[START OF DATA]

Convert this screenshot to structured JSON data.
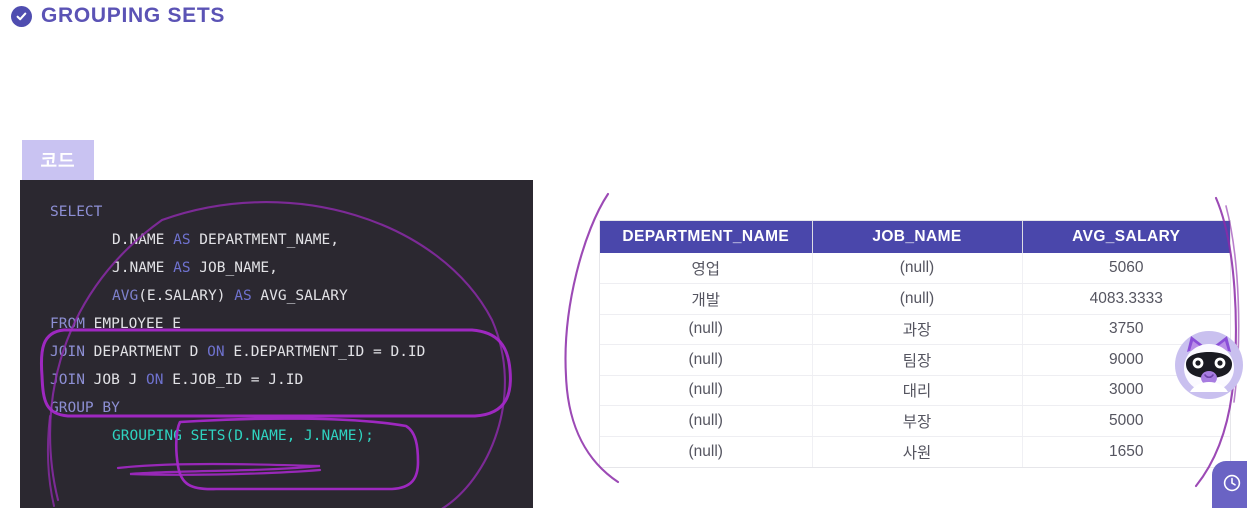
{
  "header": {
    "icon": "check-circle-icon",
    "title": "GROUPING SETS",
    "title_color": "#5b53b5"
  },
  "code_panel": {
    "tab_label": "코드",
    "tab_bg": "#c9c3f2",
    "background": "#2b2830",
    "language": "sql",
    "lines": [
      {
        "indent": 0,
        "tokens": [
          {
            "t": "SELECT",
            "c": "kw"
          }
        ]
      },
      {
        "indent": 1,
        "tokens": [
          {
            "t": "D.NAME ",
            "c": "id"
          },
          {
            "t": "AS",
            "c": "kw2"
          },
          {
            "t": " DEPARTMENT_NAME,",
            "c": "id"
          }
        ]
      },
      {
        "indent": 1,
        "tokens": [
          {
            "t": "J.NAME ",
            "c": "id"
          },
          {
            "t": "AS",
            "c": "kw2"
          },
          {
            "t": " JOB_NAME,",
            "c": "id"
          }
        ]
      },
      {
        "indent": 1,
        "tokens": [
          {
            "t": "AVG",
            "c": "fn"
          },
          {
            "t": "(E.SALARY) ",
            "c": "id"
          },
          {
            "t": "AS",
            "c": "kw2"
          },
          {
            "t": " AVG_SALARY",
            "c": "id"
          }
        ]
      },
      {
        "indent": 0,
        "tokens": [
          {
            "t": "FROM",
            "c": "kw"
          },
          {
            "t": " EMPLOYEE E",
            "c": "id"
          }
        ]
      },
      {
        "indent": 0,
        "tokens": [
          {
            "t": "JOIN",
            "c": "kw"
          },
          {
            "t": " DEPARTMENT D ",
            "c": "id"
          },
          {
            "t": "ON",
            "c": "kw2"
          },
          {
            "t": " E.DEPARTMENT_ID = D.ID",
            "c": "id"
          }
        ]
      },
      {
        "indent": 0,
        "tokens": [
          {
            "t": "JOIN",
            "c": "kw"
          },
          {
            "t": " JOB J ",
            "c": "id"
          },
          {
            "t": "ON",
            "c": "kw2"
          },
          {
            "t": " E.JOB_ID = J.ID",
            "c": "id"
          }
        ]
      },
      {
        "indent": 0,
        "tokens": [
          {
            "t": "GROUP BY",
            "c": "kw"
          }
        ]
      },
      {
        "indent": 1,
        "tokens": [
          {
            "t": "GROUPING SETS(D.NAME, J.NAME);",
            "c": "teal"
          }
        ]
      }
    ],
    "annotations": [
      "arc-around-code",
      "box-around-from-join",
      "box-around-grouping-sets",
      "underline-grouping-sets"
    ]
  },
  "result_table": {
    "header_bg": "#4a47ab",
    "columns": [
      "DEPARTMENT_NAME",
      "JOB_NAME",
      "AVG_SALARY"
    ],
    "rows": [
      [
        "영업",
        "(null)",
        "5060"
      ],
      [
        "개발",
        "(null)",
        "4083.3333"
      ],
      [
        "(null)",
        "과장",
        "3750"
      ],
      [
        "(null)",
        "팀장",
        "9000"
      ],
      [
        "(null)",
        "대리",
        "3000"
      ],
      [
        "(null)",
        "부장",
        "5000"
      ],
      [
        "(null)",
        "사원",
        "1650"
      ]
    ],
    "annotations": [
      "left-bracket-curve",
      "right-bracket-curve"
    ]
  },
  "overlay": {
    "mascot": "raccoon-avatar-icon",
    "mascot_bg": "#c9c0ef",
    "corner_widget_icon": "clock-icon",
    "corner_widget_bg": "#6a63c4"
  }
}
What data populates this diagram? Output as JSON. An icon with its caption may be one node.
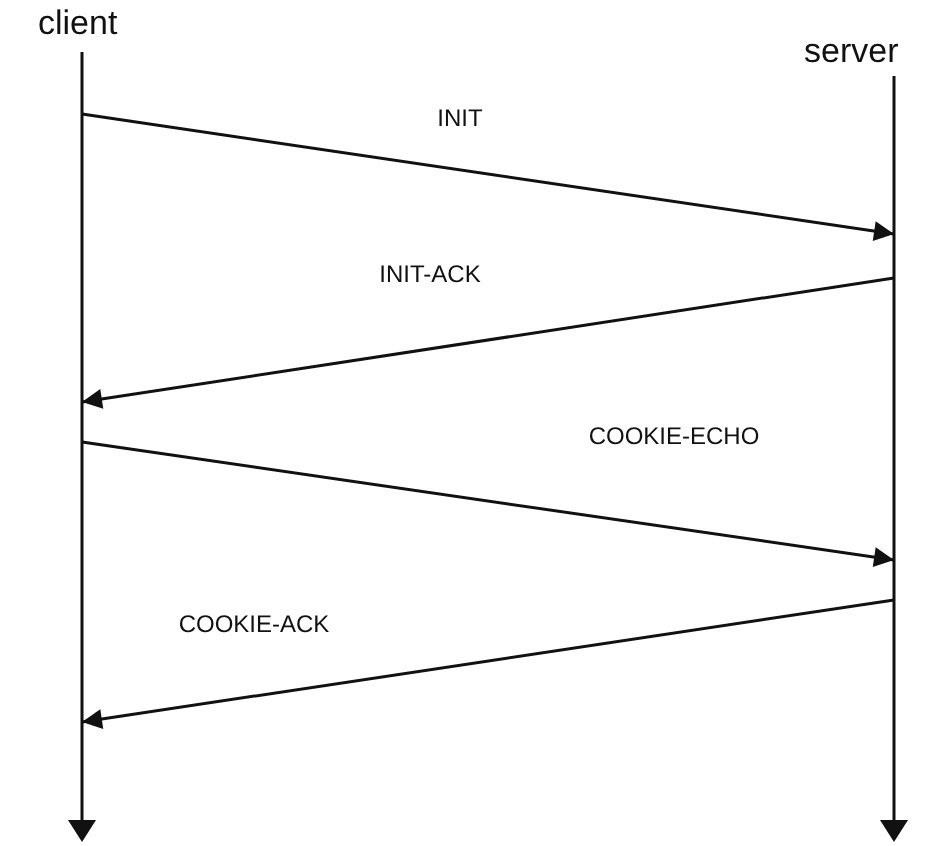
{
  "diagram": {
    "nodes": [
      {
        "text": [
          "client"
        ]
      },
      {
        "text": [
          "server"
        ]
      }
    ],
    "edges": [
      {
        "from": 0,
        "to": 1,
        "arrow": "to",
        "label": "INIT"
      },
      {
        "from": 1,
        "to": 0,
        "arrow": "to",
        "label": "INIT-ACK"
      },
      {
        "from": 0,
        "to": 1,
        "arrow": "to",
        "label": "COOKIE-ECHO"
      },
      {
        "from": 1,
        "to": 0,
        "arrow": "to",
        "label": "COOKIE-ACK"
      }
    ]
  }
}
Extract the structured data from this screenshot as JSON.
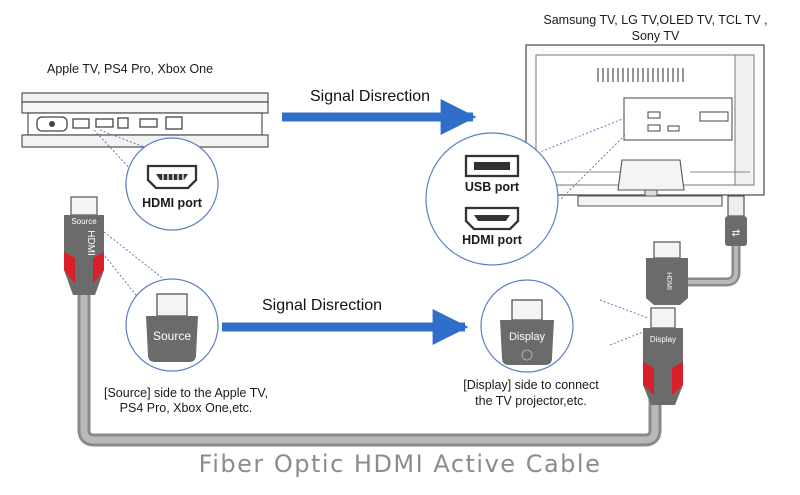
{
  "labels": {
    "source_devices": "Apple TV, PS4 Pro, Xbox One",
    "tv_devices_line1": "Samsung TV, LG TV,OLED TV, TCL TV ,",
    "tv_devices_line2": "Sony TV",
    "signal_direction_top": "Signal Disrection",
    "signal_direction_mid": "Signal Disrection",
    "hdmi_port": "HDMI port",
    "usb_port": "USB port",
    "tv_hdmi_port": "HDMI port",
    "source_desc_line1": "[Source] side to the Apple TV,",
    "source_desc_line2": "PS4 Pro, Xbox One,etc.",
    "display_desc_line1": "[Display] side to connect",
    "display_desc_line2": "the TV projector,etc.",
    "title": "Fiber Optic HDMI Active Cable"
  },
  "connector_text": {
    "source": "Source",
    "hdmi": "HDMI",
    "display": "Display"
  },
  "colors": {
    "arrow_blue": "#2f6ec9",
    "connector_gray": "#6b6b6b",
    "connector_red": "#d8202a",
    "cable_gray": "#9a9a9a",
    "title_gray": "#8c8c8c"
  },
  "icons": [
    "hdmi-port-icon",
    "usb-port-icon",
    "hdmi-connector-icon",
    "usb-connector-icon"
  ]
}
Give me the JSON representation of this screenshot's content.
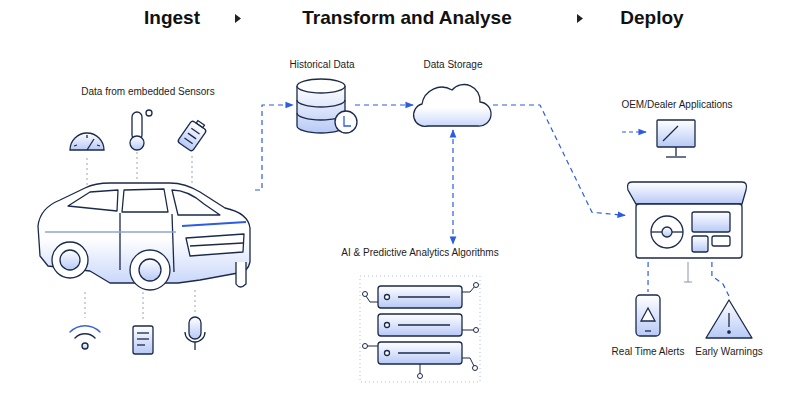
{
  "diagram": {
    "nodes": [
      {
        "text": [
          "Data from embedded Sensors"
        ]
      },
      {
        "text": [
          "Historical Data"
        ]
      },
      {
        "text": [
          "Data Storage"
        ]
      },
      {
        "text": [
          "AI & Predictive Analytics Algorithms"
        ]
      },
      {
        "text": [
          "OEM/Dealer Applications"
        ]
      },
      {
        "text": []
      },
      {
        "text": [
          "Real Time Alerts"
        ]
      },
      {
        "text": [
          "Early Warnings"
        ]
      }
    ],
    "edges": [
      {
        "from": 0,
        "to": 1,
        "arrow": "to"
      },
      {
        "from": 1,
        "to": 2,
        "arrow": "to"
      },
      {
        "from": 2,
        "to": 3,
        "arrow": "both"
      },
      {
        "from": 2,
        "to": 5,
        "arrow": "to"
      },
      {
        "from": 5,
        "to": 6,
        "arrow": "none"
      },
      {
        "from": 5,
        "to": 7,
        "arrow": "none"
      }
    ],
    "labels": [
      "Ingest",
      "Transform and Analyse",
      "Deploy"
    ]
  }
}
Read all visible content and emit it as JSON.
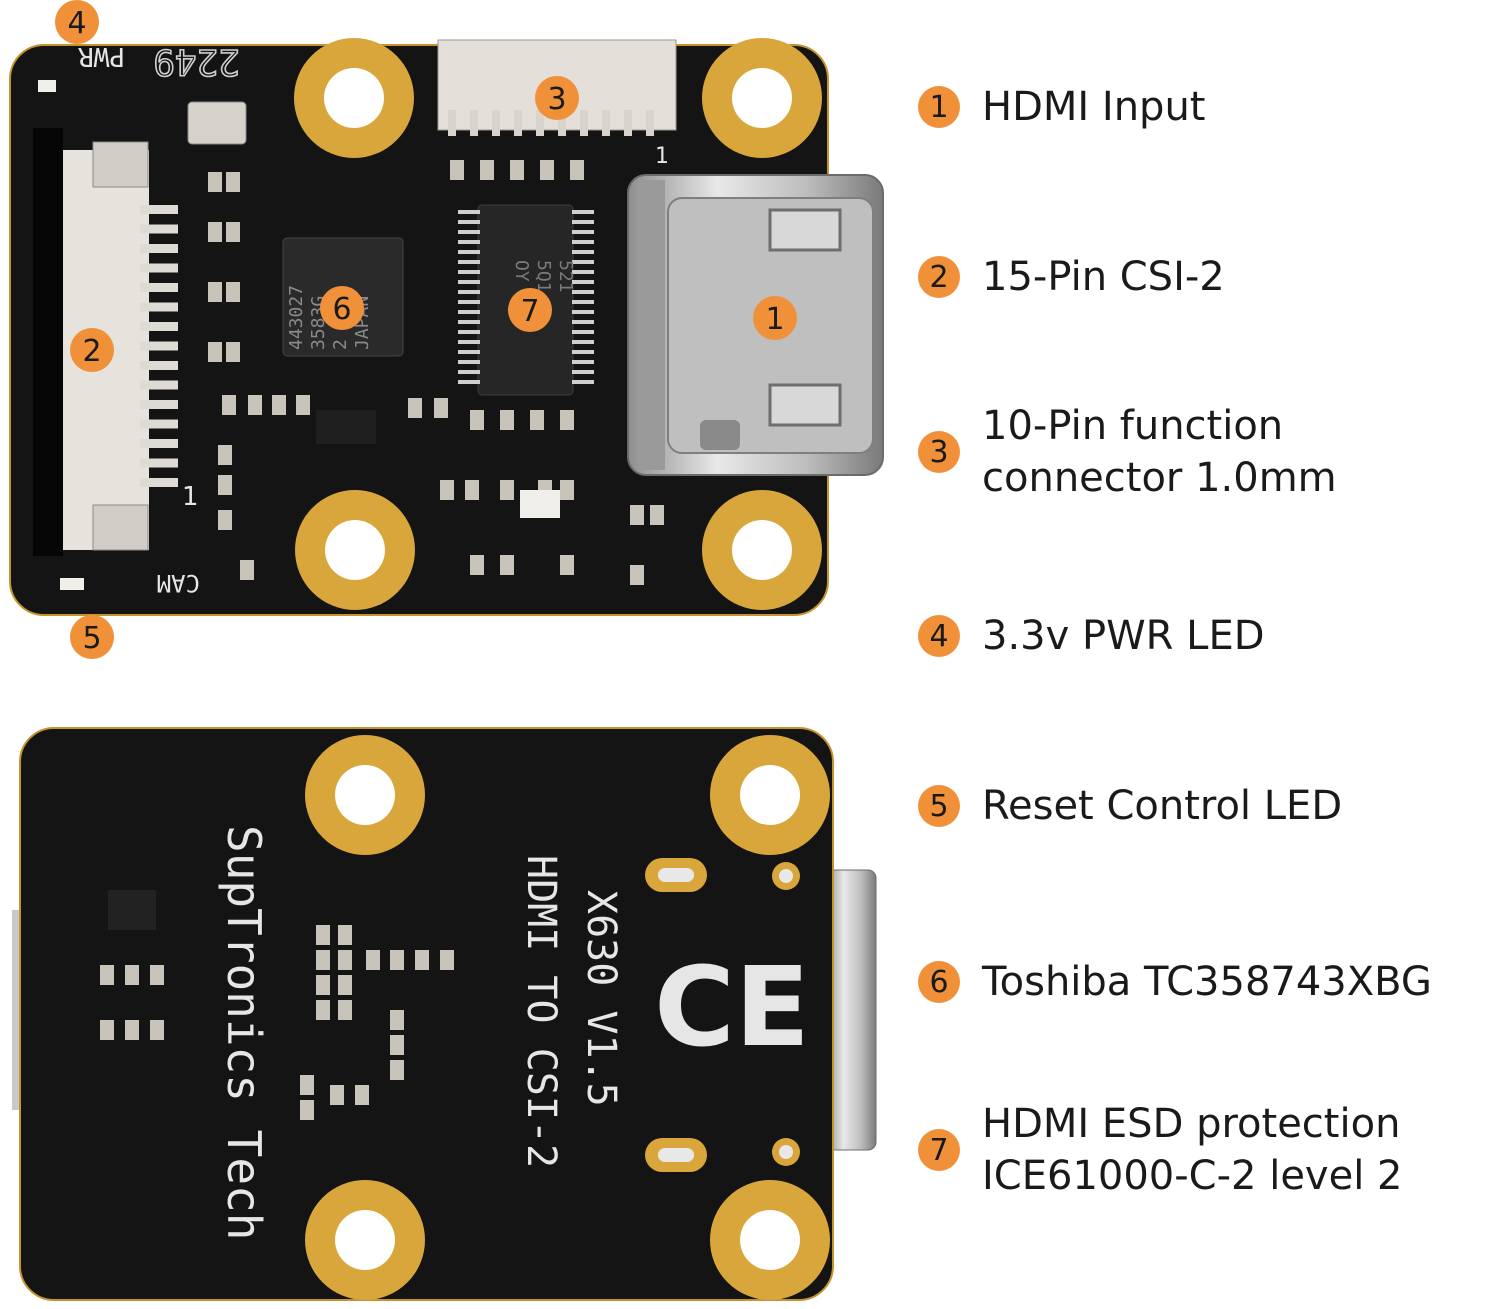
{
  "colors": {
    "badge": "#f0913a",
    "pcb": "#141414",
    "pad": "#d9a63c",
    "text": "#1a1a1a"
  },
  "top_board": {
    "markers": [
      "1",
      "2",
      "3",
      "4",
      "5",
      "6",
      "7"
    ],
    "silk_pwr": "PWR",
    "silk_code": "2249",
    "silk_cam": "CAM",
    "pin1_a": "1",
    "pin1_b": "1",
    "chip6_lines": [
      "443027",
      "3583G",
      "2  XBL",
      "JAPAN"
    ],
    "chip7_lines": [
      "521",
      "5Q1",
      "OY"
    ]
  },
  "bottom_board": {
    "brand": "SupTronics Tech",
    "model": "X630 V1.5",
    "subtitle": "HDMI TO CSI-2",
    "ce_mark": "CE"
  },
  "legend": [
    {
      "num": "1",
      "lines": [
        "HDMI Input"
      ]
    },
    {
      "num": "2",
      "lines": [
        "15-Pin CSI-2"
      ]
    },
    {
      "num": "3",
      "lines": [
        "10-Pin function",
        "connector 1.0mm"
      ]
    },
    {
      "num": "4",
      "lines": [
        "3.3v PWR LED"
      ]
    },
    {
      "num": "5",
      "lines": [
        "Reset Control LED"
      ]
    },
    {
      "num": "6",
      "lines": [
        "Toshiba TC358743XBG"
      ]
    },
    {
      "num": "7",
      "lines": [
        "HDMI ESD protection",
        "ICE61000-C-2 level 2"
      ]
    }
  ]
}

[END OF DATA]

YOUR OBJECTIVE: Extract each line holding the string "this".

EXPECTED ANSWER:
Convert this screenshot to structured JSON data.
What data populates this diagram? Output as JSON. An icon with its caption may be one node.
Extract the structured data from this screenshot as JSON.
Give me the JSON representation of this screenshot's content.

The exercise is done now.